CHALLENGE: Set out every line bearing the string "Hora".

Extracted data entries
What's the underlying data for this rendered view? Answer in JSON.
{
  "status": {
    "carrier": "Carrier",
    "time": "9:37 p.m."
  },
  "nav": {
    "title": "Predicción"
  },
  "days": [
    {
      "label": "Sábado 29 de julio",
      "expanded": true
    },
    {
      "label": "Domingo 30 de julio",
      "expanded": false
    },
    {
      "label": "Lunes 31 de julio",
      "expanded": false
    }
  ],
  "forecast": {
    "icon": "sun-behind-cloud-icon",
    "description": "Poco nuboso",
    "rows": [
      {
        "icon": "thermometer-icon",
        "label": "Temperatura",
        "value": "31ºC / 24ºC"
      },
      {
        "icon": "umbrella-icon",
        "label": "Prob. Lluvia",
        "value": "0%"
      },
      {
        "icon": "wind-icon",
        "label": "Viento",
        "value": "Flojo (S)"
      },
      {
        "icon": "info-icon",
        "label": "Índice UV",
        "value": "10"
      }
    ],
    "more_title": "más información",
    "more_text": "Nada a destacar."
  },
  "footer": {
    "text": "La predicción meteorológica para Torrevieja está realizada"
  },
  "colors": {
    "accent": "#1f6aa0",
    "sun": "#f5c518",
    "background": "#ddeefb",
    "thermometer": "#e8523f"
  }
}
--
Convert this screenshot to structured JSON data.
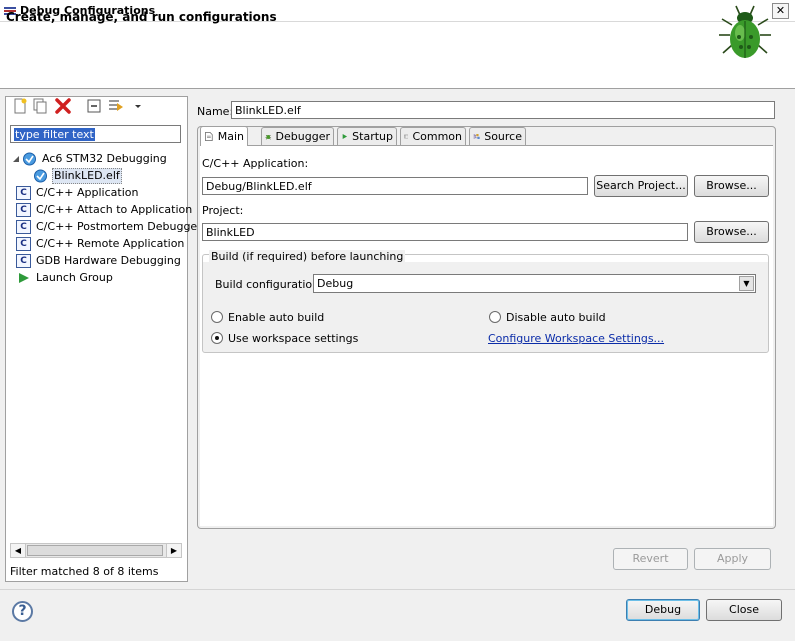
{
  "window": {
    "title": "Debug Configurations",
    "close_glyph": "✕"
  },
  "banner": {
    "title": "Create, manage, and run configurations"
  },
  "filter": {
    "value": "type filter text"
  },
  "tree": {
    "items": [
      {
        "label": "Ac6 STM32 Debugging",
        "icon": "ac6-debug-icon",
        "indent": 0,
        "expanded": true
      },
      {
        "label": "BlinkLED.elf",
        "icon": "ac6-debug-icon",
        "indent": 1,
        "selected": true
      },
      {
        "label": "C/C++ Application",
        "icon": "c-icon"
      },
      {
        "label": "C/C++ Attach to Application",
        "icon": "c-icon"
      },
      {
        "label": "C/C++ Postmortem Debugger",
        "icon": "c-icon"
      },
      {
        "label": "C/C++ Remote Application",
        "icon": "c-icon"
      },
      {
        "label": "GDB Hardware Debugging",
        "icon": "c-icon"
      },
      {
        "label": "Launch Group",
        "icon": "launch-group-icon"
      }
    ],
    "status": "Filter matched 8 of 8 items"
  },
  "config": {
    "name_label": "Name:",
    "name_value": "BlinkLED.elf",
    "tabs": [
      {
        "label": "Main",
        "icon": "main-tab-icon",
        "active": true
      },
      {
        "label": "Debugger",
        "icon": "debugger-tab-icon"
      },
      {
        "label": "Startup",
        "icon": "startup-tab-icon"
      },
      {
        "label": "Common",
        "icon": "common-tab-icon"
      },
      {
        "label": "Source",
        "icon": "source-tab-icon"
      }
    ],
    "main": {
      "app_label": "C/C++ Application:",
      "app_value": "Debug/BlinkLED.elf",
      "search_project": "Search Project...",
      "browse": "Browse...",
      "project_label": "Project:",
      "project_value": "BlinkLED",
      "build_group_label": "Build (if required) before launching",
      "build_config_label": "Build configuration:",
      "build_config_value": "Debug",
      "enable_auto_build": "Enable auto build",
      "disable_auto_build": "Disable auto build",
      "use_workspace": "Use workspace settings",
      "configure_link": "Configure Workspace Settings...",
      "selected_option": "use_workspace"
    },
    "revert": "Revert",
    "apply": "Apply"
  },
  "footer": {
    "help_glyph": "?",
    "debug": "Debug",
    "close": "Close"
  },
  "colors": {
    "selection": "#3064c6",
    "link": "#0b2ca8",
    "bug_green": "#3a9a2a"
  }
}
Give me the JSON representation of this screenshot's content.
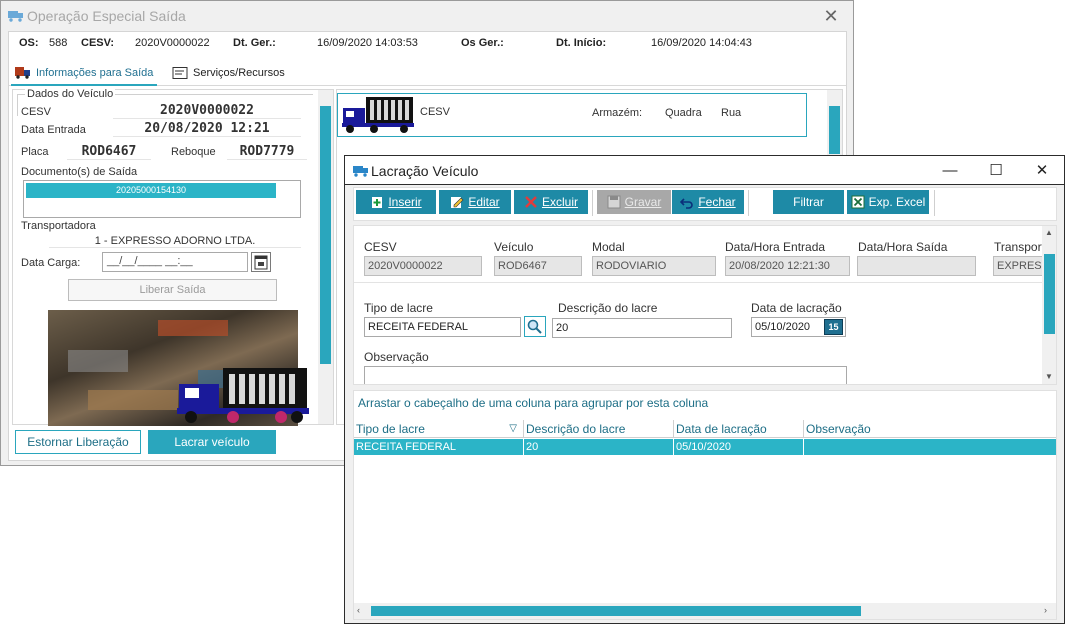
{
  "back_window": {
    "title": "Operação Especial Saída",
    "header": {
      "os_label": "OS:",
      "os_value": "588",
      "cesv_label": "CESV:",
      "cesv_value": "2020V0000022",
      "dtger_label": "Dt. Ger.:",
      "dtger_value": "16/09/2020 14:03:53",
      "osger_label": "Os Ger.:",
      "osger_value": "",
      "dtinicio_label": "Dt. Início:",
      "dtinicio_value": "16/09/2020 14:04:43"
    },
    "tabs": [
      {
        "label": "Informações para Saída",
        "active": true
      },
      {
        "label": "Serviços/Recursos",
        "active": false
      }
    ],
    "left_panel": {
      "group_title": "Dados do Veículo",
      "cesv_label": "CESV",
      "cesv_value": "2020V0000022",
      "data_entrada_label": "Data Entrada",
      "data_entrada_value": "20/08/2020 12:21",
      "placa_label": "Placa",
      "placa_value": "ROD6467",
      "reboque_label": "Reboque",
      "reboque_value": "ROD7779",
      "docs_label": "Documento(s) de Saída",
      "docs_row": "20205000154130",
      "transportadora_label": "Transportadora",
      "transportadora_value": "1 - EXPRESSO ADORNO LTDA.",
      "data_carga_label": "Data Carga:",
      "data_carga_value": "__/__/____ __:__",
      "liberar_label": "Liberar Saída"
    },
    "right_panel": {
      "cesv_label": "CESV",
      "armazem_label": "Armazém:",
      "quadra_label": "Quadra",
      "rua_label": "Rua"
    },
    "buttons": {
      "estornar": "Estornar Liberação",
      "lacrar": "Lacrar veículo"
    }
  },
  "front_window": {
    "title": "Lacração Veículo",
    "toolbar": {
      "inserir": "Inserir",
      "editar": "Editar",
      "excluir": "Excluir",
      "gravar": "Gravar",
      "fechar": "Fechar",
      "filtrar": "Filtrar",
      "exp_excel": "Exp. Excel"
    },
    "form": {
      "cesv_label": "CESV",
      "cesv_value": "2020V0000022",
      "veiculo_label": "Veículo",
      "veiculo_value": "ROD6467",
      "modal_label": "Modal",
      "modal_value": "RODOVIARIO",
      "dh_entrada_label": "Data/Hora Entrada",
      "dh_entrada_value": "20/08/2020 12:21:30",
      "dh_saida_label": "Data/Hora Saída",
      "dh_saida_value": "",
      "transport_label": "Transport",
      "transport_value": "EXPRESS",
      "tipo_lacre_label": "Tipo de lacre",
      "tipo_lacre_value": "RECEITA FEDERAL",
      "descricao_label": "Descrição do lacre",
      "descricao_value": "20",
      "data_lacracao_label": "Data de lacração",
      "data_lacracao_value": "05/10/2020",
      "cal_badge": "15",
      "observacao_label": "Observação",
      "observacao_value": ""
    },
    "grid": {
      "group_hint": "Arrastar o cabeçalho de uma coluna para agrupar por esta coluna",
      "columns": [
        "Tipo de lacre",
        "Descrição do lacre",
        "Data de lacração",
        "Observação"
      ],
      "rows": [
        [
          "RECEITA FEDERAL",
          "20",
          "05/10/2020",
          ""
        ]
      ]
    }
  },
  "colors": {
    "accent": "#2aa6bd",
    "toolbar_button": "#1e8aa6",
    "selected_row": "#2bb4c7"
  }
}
---
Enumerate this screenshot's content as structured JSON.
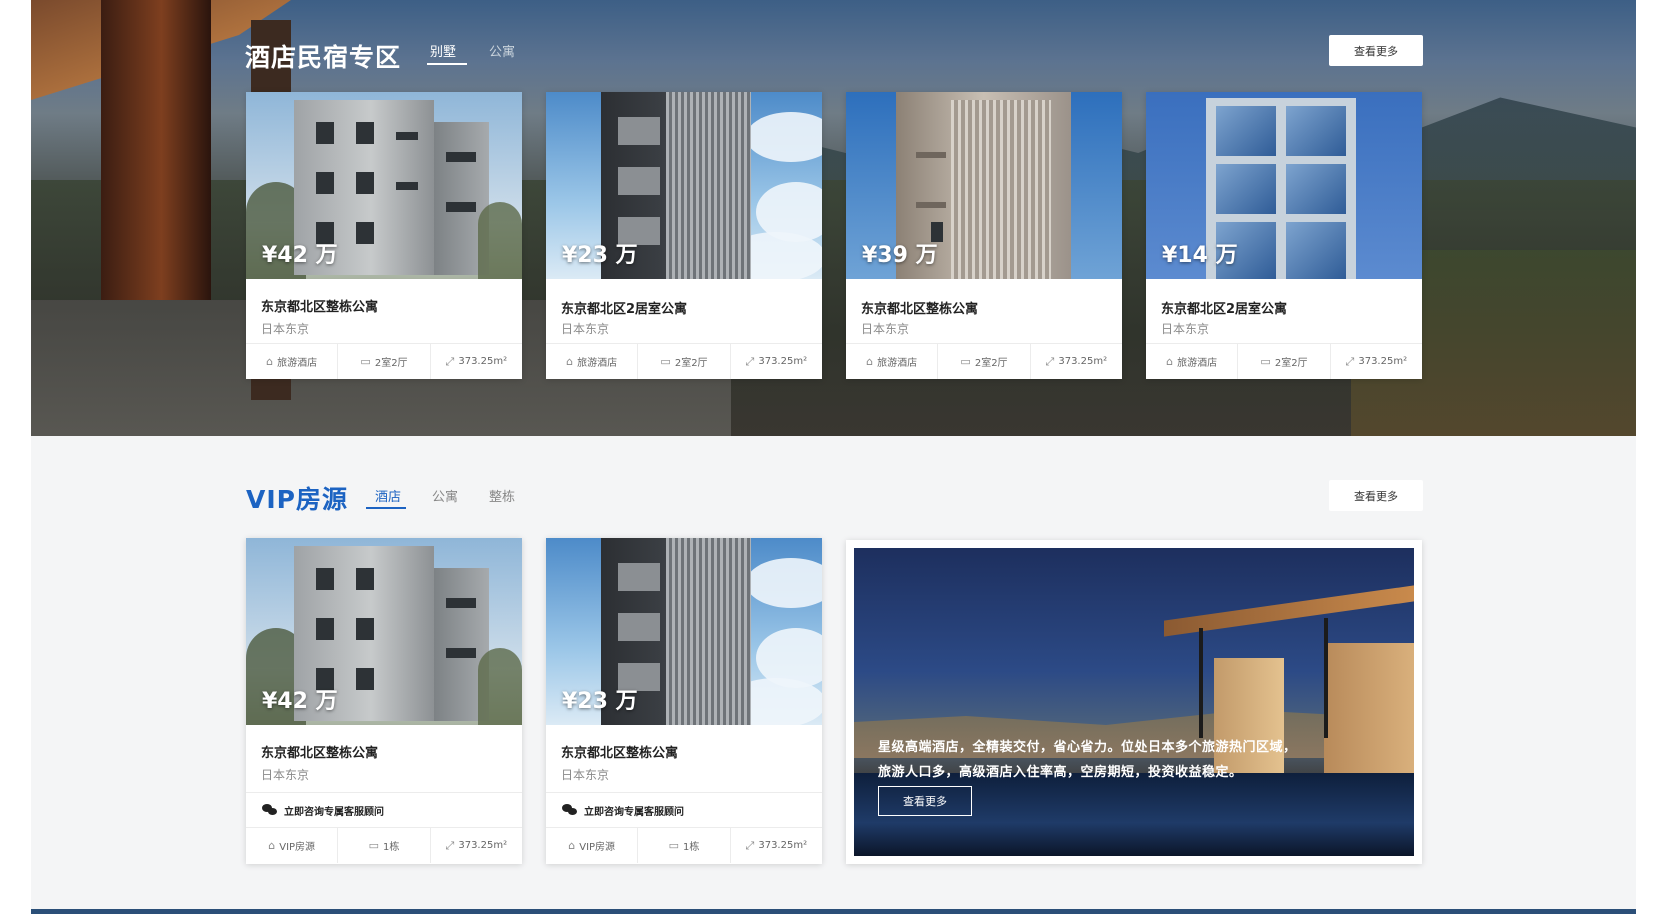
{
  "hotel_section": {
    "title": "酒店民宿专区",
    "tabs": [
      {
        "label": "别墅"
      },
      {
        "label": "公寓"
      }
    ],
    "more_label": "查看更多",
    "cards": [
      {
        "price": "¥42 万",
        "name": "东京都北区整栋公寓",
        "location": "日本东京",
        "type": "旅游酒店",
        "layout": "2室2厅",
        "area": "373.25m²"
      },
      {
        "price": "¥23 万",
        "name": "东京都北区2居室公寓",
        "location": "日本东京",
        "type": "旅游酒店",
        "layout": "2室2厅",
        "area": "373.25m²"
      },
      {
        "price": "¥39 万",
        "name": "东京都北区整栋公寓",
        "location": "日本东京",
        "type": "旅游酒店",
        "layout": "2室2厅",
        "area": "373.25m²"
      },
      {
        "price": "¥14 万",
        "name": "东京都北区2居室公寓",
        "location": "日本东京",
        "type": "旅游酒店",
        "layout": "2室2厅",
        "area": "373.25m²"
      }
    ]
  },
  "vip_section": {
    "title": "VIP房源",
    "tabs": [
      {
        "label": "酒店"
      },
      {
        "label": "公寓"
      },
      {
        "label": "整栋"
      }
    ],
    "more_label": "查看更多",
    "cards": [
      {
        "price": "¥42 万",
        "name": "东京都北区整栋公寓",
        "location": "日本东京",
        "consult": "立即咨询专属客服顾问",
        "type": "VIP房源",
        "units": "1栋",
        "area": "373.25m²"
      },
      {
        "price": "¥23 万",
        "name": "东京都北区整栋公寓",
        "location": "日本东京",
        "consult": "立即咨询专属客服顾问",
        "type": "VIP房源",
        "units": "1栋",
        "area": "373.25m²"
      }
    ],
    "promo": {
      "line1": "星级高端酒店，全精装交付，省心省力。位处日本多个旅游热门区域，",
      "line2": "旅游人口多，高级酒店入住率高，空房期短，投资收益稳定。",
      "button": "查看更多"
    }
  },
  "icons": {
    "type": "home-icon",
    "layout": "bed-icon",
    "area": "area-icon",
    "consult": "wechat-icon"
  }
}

WRITTEN ANSWER:
      "dh_entrada_label": "Data/Hora Entrada",
      "dh_saida_label": "Data/Hora Saída",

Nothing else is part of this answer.